------ Page extract

Proof of Contraction Mapping for $f\left(x\right)={e}^{{-e}^{-x}}$

[ozkan12]

Please can you prove that $f\left(x\right)={e}^{{-e}^{-x}}$ is contraction mapping on R...Thank you for your attention...

 

[Evgeny.Makarov]

Try proving that $|f'(x)|<1$.

 

[ozkan12]

I tried this but I didnt get something...Dear professor

 

[Evgeny.Makarov]

What did you get for $f'(x)$?

 

[ozkan12]

I get this ${e}^{-(x+{e}^{-x})}$...But how ${e}^{-(x+{e}^{-x})}$ $\le$ 1 ?

 

[Ackbach]

Well, based on our knowledge of the exponential function $e^x$, we know that $e^x \le 1$ precisely when $x\le 0$. Can you prove that $-(x+e^{-x})\le 0?$

Also, with contraction mappings, it's always a good idea to mention which metric is being used. Is it just $d(x,y)=|x-y|?$

Actually, a more fruitful method of showing this might be to let $g(x)=f'(x)$, and maximize $g(x)$ using the usual calculus methods.

 

[ozkan12]

I know $-\left(x+{e}^{-x}\right)$ $\le$0...But for which "x" we get ${e}^{-(x+{e}^{-x})}$ $\le$ 1? $x\in[0,\infty)$ or $x\in[-\infty,0)$...I didnt know this

 

[Euge]

Hi ozkan12,

You want to prove $x + e^{-x} > 0$ for all $x\in \Bbb R$, for then $e^{-(x + e^{-x})} < 1$ for all $x\in \Bbb R$ as desired. Actually, we can prove that $1/e$ is a suitable contraction constant for $f$ by showing that $1/e = \sup\limits_{-\infty < x < \infty} |f'(x)|$. Now the function $g(x) = x + e^{-x}$ has only one critical point at $x = 0$. Furthermore, $g'(x) = 1 - e^{-x}$ is positive for all $x > 0$ and negative for all $x < 0$. By the first derivative test, $g$ has a global minimum at $x = 0$. The minimum value of $g$ is $g(0) = 1$, so

$$\sup_{-\infty < x < \infty} |f'(x)| = e^{-g(0)} = e^{-1},$$

proving that $1/e$ is a contraction constant for $f$.

 

[ozkan12]

Dear professor,

Why we use supremum ?

------------

• Stated task: In the forum thread on proving that f is a contraction mapping, what value is shown to be a contraction constant for f?

------ Records shown

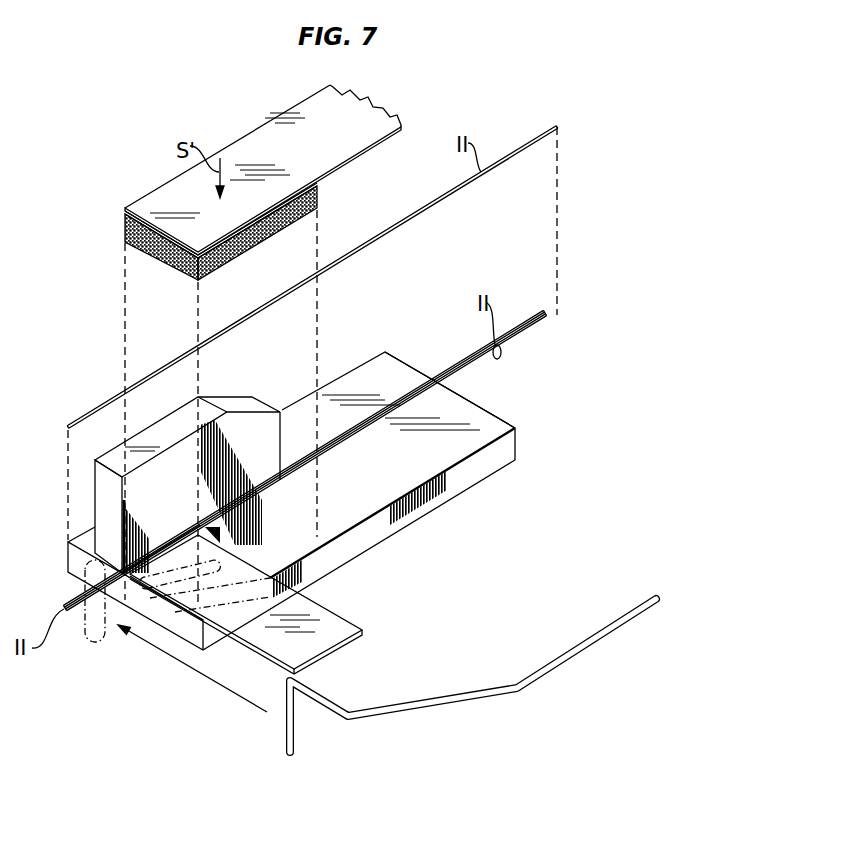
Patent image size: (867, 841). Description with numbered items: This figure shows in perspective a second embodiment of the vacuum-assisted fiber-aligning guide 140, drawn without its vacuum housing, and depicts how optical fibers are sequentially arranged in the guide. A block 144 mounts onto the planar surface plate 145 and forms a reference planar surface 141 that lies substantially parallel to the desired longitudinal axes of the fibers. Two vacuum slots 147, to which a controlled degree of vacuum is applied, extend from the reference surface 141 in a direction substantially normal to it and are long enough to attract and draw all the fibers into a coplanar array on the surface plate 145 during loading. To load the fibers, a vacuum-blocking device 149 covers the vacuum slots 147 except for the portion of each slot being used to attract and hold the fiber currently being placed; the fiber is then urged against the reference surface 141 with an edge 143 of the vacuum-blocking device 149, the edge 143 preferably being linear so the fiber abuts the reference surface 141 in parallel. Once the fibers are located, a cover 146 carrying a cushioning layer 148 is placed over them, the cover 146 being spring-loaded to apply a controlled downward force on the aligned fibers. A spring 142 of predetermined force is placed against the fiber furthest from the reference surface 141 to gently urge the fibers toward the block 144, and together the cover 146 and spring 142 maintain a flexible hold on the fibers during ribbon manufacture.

The vacuum-assisted fiber-aligning guide 140 is at (533, 531).
The reference planar surface 141 is at (250, 427).
The spring 142 is at (595, 632).
The edge 143 is at (180, 540).
The block 144 is at (96, 488).
The surface plate 145 is at (381, 377).
The cover 146 is at (326, 178).
The vacuum slot 147 is at (243, 560).
The cushioning layer 148 is at (125, 231).
The vacuum-blocking device 149 is at (322, 605).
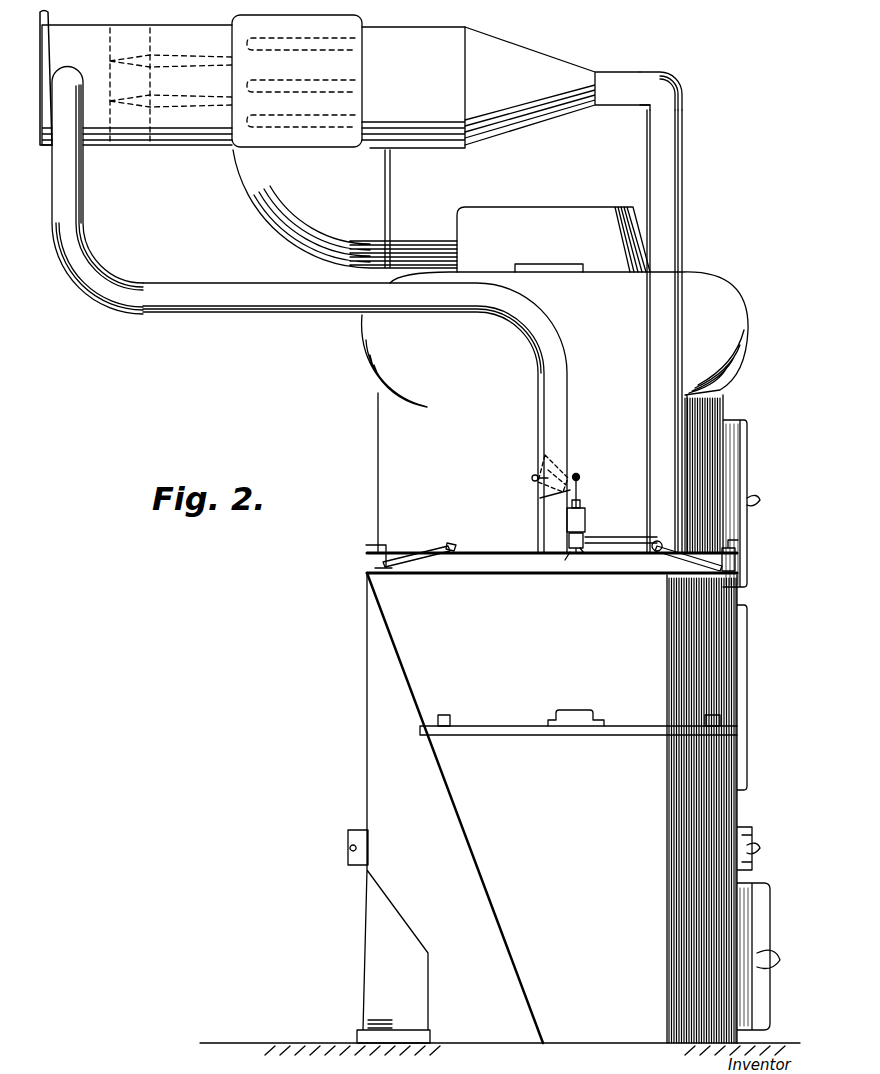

------------

• Response to this exercise: 1/e